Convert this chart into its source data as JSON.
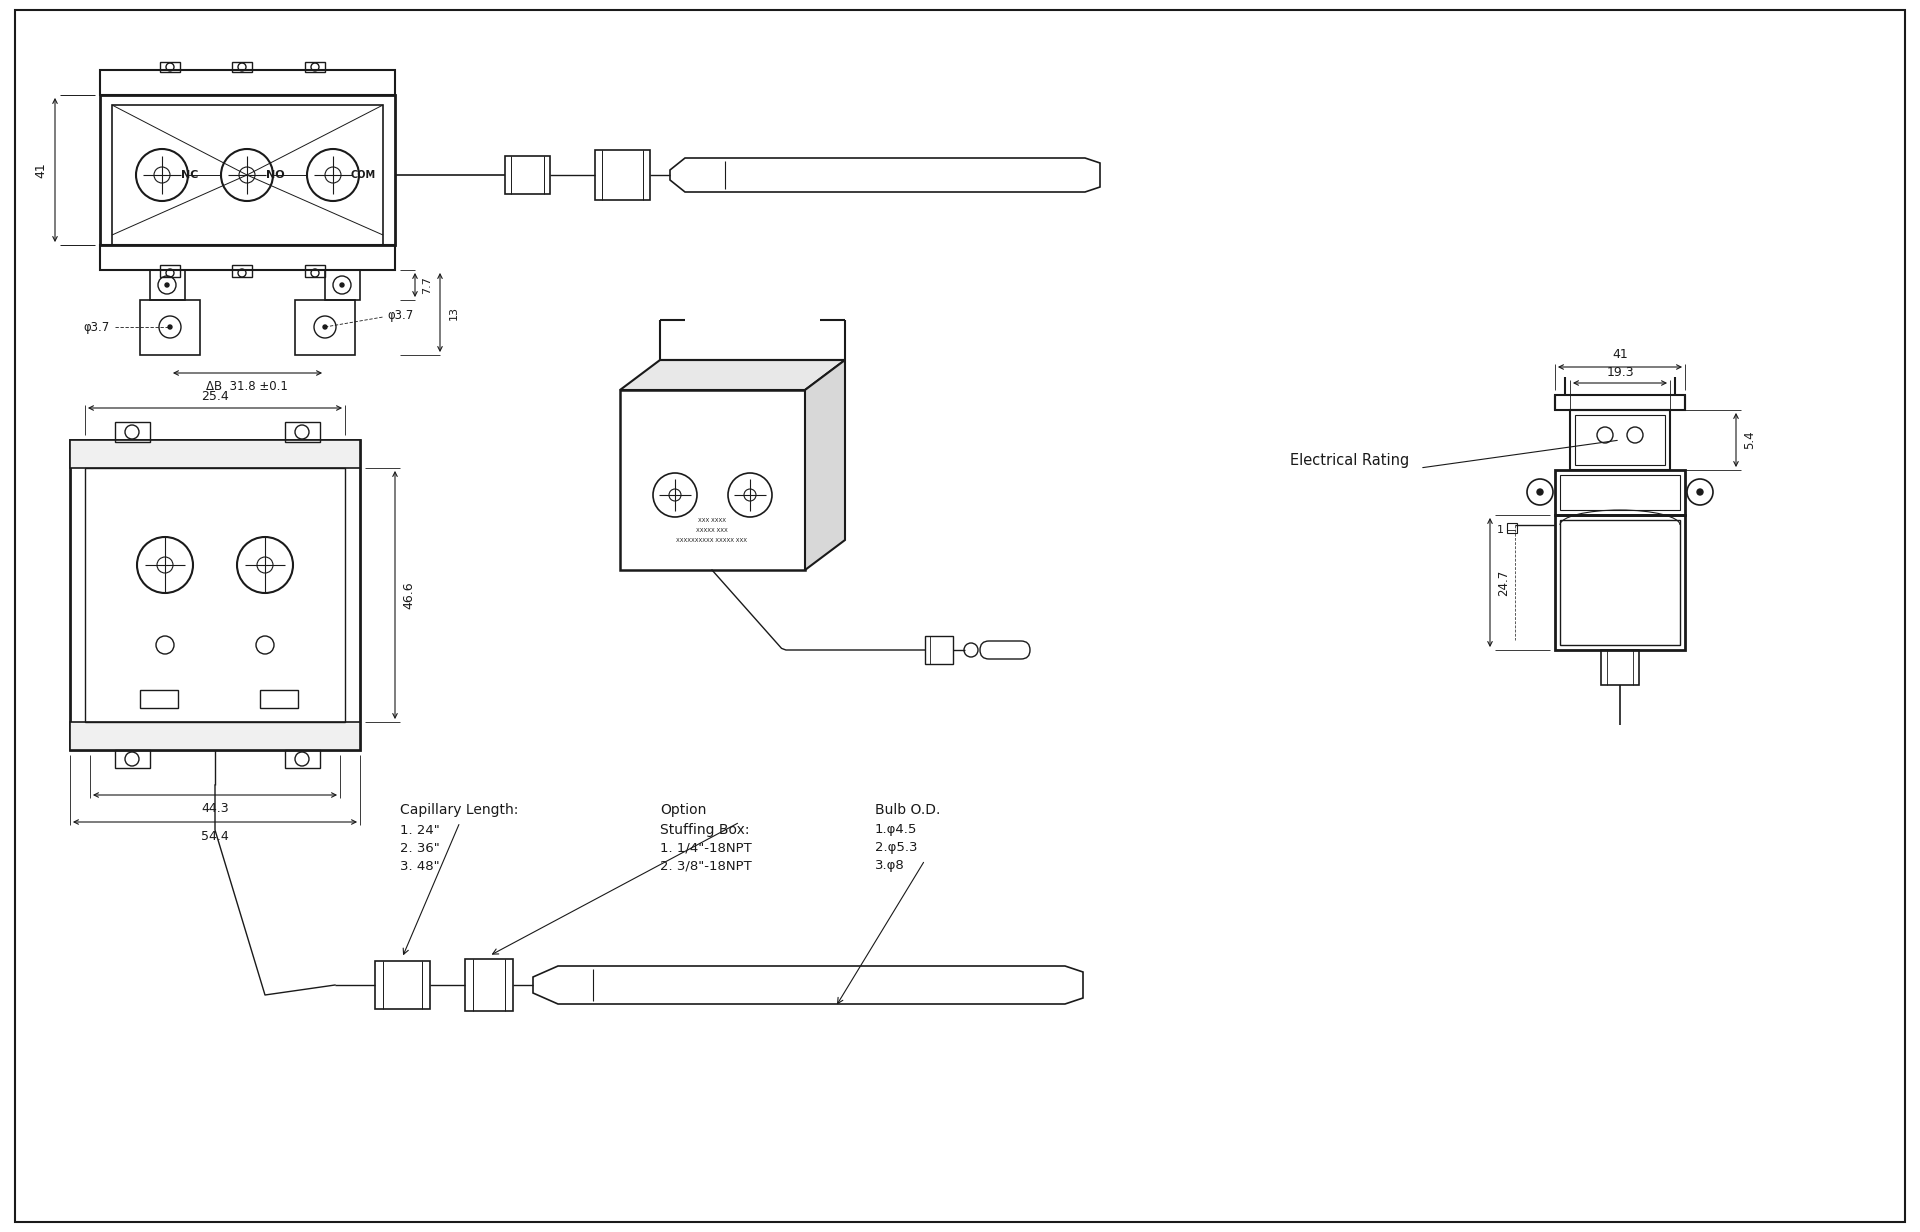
{
  "bg_color": "#ffffff",
  "line_color": "#1a1a1a",
  "annotations": {
    "dim_41_top": "41",
    "dim_41_right": "41",
    "dim_19_3": "19.3",
    "dim_5_4": "5.4",
    "dim_24_7": "24.7",
    "dim_7_7": "7.7",
    "dim_13": "13",
    "dim_3_7_left": "φ3.7",
    "dim_3_7_right": "φ3.7",
    "dim_31_8": "31.8 ±0.1",
    "dim_25_4": "25.4",
    "dim_46_6": "46.6",
    "dim_44_3": "44.3",
    "dim_54_4": "54.4",
    "label_nc": "NC",
    "label_no": "NO",
    "label_com": "COM",
    "electrical_rating": "Electrical Rating",
    "capillary_length": "Capillary Length:",
    "cap_1": "1. 24\"",
    "cap_2": "2. 36\"",
    "cap_3": "3. 48\"",
    "option_title": "Option",
    "stuffing_title": "Stuffing Box:",
    "stuffing_1": "1. 1/4\"-18NPT",
    "stuffing_2": "2. 3/8\"-18NPT",
    "bulb_od": "Bulb O.D.",
    "bulb_1": "1.φ4.5",
    "bulb_2": "2.φ5.3",
    "bulb_3": "3.φ8"
  }
}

_ _ _ _ _ _ _

*WHAT THE TASK ASKS:* Copy out all the data exactly; skip the pictures.

*SOLUTION FOR THIS PROBLEM:*
Convert this chart into its source data as JSON.
{
  "bg_color": "#ffffff",
  "line_color": "#1a1a1a",
  "annotations": {
    "dim_41_top": "41",
    "dim_41_right": "41",
    "dim_19_3": "19.3",
    "dim_5_4": "5.4",
    "dim_24_7": "24.7",
    "dim_7_7": "7.7",
    "dim_13": "13",
    "dim_3_7_left": "φ3.7",
    "dim_3_7_right": "φ3.7",
    "dim_31_8": "31.8 ±0.1",
    "dim_25_4": "25.4",
    "dim_46_6": "46.6",
    "dim_44_3": "44.3",
    "dim_54_4": "54.4",
    "label_nc": "NC",
    "label_no": "NO",
    "label_com": "COM",
    "electrical_rating": "Electrical Rating",
    "capillary_length": "Capillary Length:",
    "cap_1": "1. 24\"",
    "cap_2": "2. 36\"",
    "cap_3": "3. 48\"",
    "option_title": "Option",
    "stuffing_title": "Stuffing Box:",
    "stuffing_1": "1. 1/4\"-18NPT",
    "stuffing_2": "2. 3/8\"-18NPT",
    "bulb_od": "Bulb O.D.",
    "bulb_1": "1.φ4.5",
    "bulb_2": "2.φ5.3",
    "bulb_3": "3.φ8"
  }
}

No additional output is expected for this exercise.